* _Objective_: Reproduce the following lines of material word for word.
** begin Records for the exercise **
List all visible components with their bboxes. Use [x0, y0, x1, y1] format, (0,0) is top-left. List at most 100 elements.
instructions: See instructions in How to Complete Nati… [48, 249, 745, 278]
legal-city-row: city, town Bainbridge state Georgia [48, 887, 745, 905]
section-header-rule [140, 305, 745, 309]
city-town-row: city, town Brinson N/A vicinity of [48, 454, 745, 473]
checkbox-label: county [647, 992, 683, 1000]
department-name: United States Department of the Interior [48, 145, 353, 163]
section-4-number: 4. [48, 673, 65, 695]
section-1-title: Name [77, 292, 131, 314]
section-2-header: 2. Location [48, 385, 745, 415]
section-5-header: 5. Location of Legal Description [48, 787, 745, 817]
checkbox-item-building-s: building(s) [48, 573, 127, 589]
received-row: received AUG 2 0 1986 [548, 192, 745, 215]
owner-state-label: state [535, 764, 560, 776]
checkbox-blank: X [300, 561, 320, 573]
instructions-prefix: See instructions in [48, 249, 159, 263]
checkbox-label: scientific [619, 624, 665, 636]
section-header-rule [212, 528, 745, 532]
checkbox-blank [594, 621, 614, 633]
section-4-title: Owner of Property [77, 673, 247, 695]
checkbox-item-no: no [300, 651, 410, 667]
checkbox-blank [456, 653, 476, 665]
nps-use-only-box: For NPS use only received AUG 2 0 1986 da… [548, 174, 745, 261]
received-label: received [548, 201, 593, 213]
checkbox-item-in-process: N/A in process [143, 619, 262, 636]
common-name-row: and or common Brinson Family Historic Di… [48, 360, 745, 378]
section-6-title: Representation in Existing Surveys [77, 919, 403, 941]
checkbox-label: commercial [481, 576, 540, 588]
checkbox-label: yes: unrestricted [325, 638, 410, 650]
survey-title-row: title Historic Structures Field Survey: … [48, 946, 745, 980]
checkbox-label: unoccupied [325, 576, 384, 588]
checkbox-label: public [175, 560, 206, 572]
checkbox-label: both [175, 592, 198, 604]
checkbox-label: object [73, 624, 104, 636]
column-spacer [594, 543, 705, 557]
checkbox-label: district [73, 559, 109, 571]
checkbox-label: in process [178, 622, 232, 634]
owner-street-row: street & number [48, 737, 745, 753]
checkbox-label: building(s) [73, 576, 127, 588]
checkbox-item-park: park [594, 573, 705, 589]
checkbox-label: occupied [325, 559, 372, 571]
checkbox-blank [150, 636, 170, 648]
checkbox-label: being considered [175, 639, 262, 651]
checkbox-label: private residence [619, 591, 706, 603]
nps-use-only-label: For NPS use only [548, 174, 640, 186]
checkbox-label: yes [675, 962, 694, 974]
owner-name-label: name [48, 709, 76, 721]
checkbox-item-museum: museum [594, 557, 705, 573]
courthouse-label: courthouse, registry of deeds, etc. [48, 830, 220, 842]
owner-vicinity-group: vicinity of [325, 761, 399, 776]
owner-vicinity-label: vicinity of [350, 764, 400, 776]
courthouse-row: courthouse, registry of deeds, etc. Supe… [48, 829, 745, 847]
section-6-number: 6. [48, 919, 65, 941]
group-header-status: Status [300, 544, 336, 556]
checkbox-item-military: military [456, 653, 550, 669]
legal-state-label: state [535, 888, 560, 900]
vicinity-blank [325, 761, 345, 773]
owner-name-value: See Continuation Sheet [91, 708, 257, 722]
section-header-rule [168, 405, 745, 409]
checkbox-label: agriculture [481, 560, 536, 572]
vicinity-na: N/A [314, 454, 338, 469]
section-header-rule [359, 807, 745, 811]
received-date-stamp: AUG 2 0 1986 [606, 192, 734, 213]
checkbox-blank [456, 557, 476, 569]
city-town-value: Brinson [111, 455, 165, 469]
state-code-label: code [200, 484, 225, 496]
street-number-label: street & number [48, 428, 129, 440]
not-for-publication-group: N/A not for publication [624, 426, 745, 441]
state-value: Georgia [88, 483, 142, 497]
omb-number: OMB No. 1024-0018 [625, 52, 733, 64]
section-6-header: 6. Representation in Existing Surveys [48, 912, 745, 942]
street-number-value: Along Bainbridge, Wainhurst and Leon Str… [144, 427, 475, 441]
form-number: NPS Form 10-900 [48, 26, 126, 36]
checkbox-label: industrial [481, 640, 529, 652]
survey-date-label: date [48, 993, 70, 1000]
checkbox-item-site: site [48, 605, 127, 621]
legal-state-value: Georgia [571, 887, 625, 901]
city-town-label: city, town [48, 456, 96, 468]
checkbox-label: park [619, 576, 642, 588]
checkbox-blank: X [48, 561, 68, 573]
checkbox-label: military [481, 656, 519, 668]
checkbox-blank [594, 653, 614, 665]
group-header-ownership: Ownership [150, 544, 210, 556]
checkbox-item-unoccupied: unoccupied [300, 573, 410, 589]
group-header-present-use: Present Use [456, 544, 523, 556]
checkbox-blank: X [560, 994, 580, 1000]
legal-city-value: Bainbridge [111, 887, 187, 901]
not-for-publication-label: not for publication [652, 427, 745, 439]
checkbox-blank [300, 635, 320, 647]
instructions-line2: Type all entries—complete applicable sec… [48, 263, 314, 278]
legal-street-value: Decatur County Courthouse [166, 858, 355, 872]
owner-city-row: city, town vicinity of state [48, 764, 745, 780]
** end Records for the exercise **
* _Answer to this problem_:
List all visible components with their bboxes. Use [x0, y0, x1, y1] format, (0,0) is top-left. List at most 100 elements.
instructions: See instructions in How to Complete Nati… [48, 249, 745, 278]
legal-city-row: city, town Bainbridge state Georgia [48, 887, 745, 905]
section-header-rule [140, 305, 745, 309]
city-town-row: city, town Brinson N/A vicinity of [48, 454, 745, 473]
checkbox-label: county [647, 992, 683, 1000]
department-name: United States Department of the Interior [48, 145, 353, 163]
section-4-number: 4. [48, 673, 65, 695]
section-1-title: Name [77, 292, 131, 314]
section-2-header: 2. Location [48, 385, 745, 415]
section-5-header: 5. Location of Legal Description [48, 787, 745, 817]
checkbox-item-building-s: building(s) [48, 573, 127, 589]
received-row: received AUG 2 0 1986 [548, 192, 745, 215]
owner-state-label: state [535, 764, 560, 776]
checkbox-blank: X [300, 561, 320, 573]
instructions-prefix: See instructions in [48, 249, 159, 263]
checkbox-label: scientific [619, 624, 665, 636]
section-header-rule [212, 528, 745, 532]
checkbox-blank [594, 621, 614, 633]
section-4-title: Owner of Property [77, 673, 247, 695]
checkbox-item-no: no [300, 651, 410, 667]
checkbox-blank [456, 653, 476, 665]
nps-use-only-box: For NPS use only received AUG 2 0 1986 da… [548, 174, 745, 261]
received-label: received [548, 201, 593, 213]
checkbox-item-in-process: N/A in process [143, 619, 262, 636]
common-name-row: and or common Brinson Family Historic Di… [48, 360, 745, 378]
section-6-title: Representation in Existing Surveys [77, 919, 403, 941]
checkbox-label: commercial [481, 576, 540, 588]
checkbox-label: yes: unrestricted [325, 638, 410, 650]
survey-title-row: title Historic Structures Field Survey: … [48, 946, 745, 980]
checkbox-label: unoccupied [325, 576, 384, 588]
checkbox-label: public [175, 560, 206, 572]
checkbox-label: both [175, 592, 198, 604]
checkbox-label: object [73, 624, 104, 636]
column-spacer [594, 543, 705, 557]
checkbox-label: district [73, 559, 109, 571]
checkbox-label: in process [178, 622, 232, 634]
owner-street-row: street & number [48, 737, 745, 753]
checkbox-label: building(s) [73, 576, 127, 588]
checkbox-item-park: park [594, 573, 705, 589]
checkbox-label: occupied [325, 559, 372, 571]
checkbox-blank [150, 636, 170, 648]
checkbox-label: being considered [175, 639, 262, 651]
checkbox-label: private residence [619, 591, 706, 603]
nps-use-only-label: For NPS use only [548, 174, 640, 186]
checkbox-label: yes [675, 962, 694, 974]
owner-name-label: name [48, 709, 76, 721]
checkbox-item-museum: museum [594, 557, 705, 573]
courthouse-label: courthouse, registry of deeds, etc. [48, 830, 220, 842]
owner-vicinity-group: vicinity of [325, 761, 399, 776]
owner-vicinity-label: vicinity of [350, 764, 400, 776]
courthouse-row: courthouse, registry of deeds, etc. Supe… [48, 829, 745, 847]
section-6-number: 6. [48, 919, 65, 941]
group-header-status: Status [300, 544, 336, 556]
checkbox-item-military: military [456, 653, 550, 669]
legal-state-label: state [535, 888, 560, 900]
vicinity-blank [325, 761, 345, 773]
owner-name-value: See Continuation Sheet [91, 708, 257, 722]
section-header-rule [168, 405, 745, 409]
checkbox-label: agriculture [481, 560, 536, 572]
vicinity-na: N/A [314, 454, 338, 469]
section-header-rule [359, 807, 745, 811]
received-date-stamp: AUG 2 0 1986 [606, 192, 734, 213]
checkbox-blank [456, 557, 476, 569]
city-town-value: Brinson [111, 455, 165, 469]
state-code-label: code [200, 484, 225, 496]
street-number-label: street & number [48, 428, 129, 440]
not-for-publication-group: N/A not for publication [624, 426, 745, 441]
state-value: Georgia [88, 483, 142, 497]
omb-number: OMB No. 1024-0018 [625, 52, 733, 64]
section-6-header: 6. Representation in Existing Surveys [48, 912, 745, 942]
street-number-value: Along Bainbridge, Wainhurst and Leon Str… [144, 427, 475, 441]
form-number: NPS Form 10-900 [48, 26, 126, 36]
checkbox-label: industrial [481, 640, 529, 652]
survey-date-label: date [48, 993, 70, 1000]
checkbox-item-site: site [48, 605, 127, 621]
legal-state-value: Georgia [571, 887, 625, 901]
city-town-label: city, town [48, 456, 96, 468]
checkbox-label: park [619, 576, 642, 588]
checkbox-blank: X [48, 561, 68, 573]
checkbox-label: military [481, 656, 519, 668]
checkbox-blank [594, 653, 614, 665]
group-header-ownership: Ownership [150, 544, 210, 556]
checkbox-item-unoccupied: unoccupied [300, 573, 410, 589]
group-header-present-use: Present Use [456, 544, 523, 556]
checkbox-blank: X [560, 994, 580, 1000]
legal-city-value: Bainbridge [111, 887, 187, 901]
not-for-publication-label: not for publication [652, 427, 745, 439]
checkbox-blank [300, 635, 320, 647]
instructions-line2: Type all entries—complete applicable sec… [48, 263, 314, 278]
legal-street-value: Decatur County Courthouse [166, 858, 355, 872]
owner-city-row: city, town vicinity of state [48, 764, 745, 780]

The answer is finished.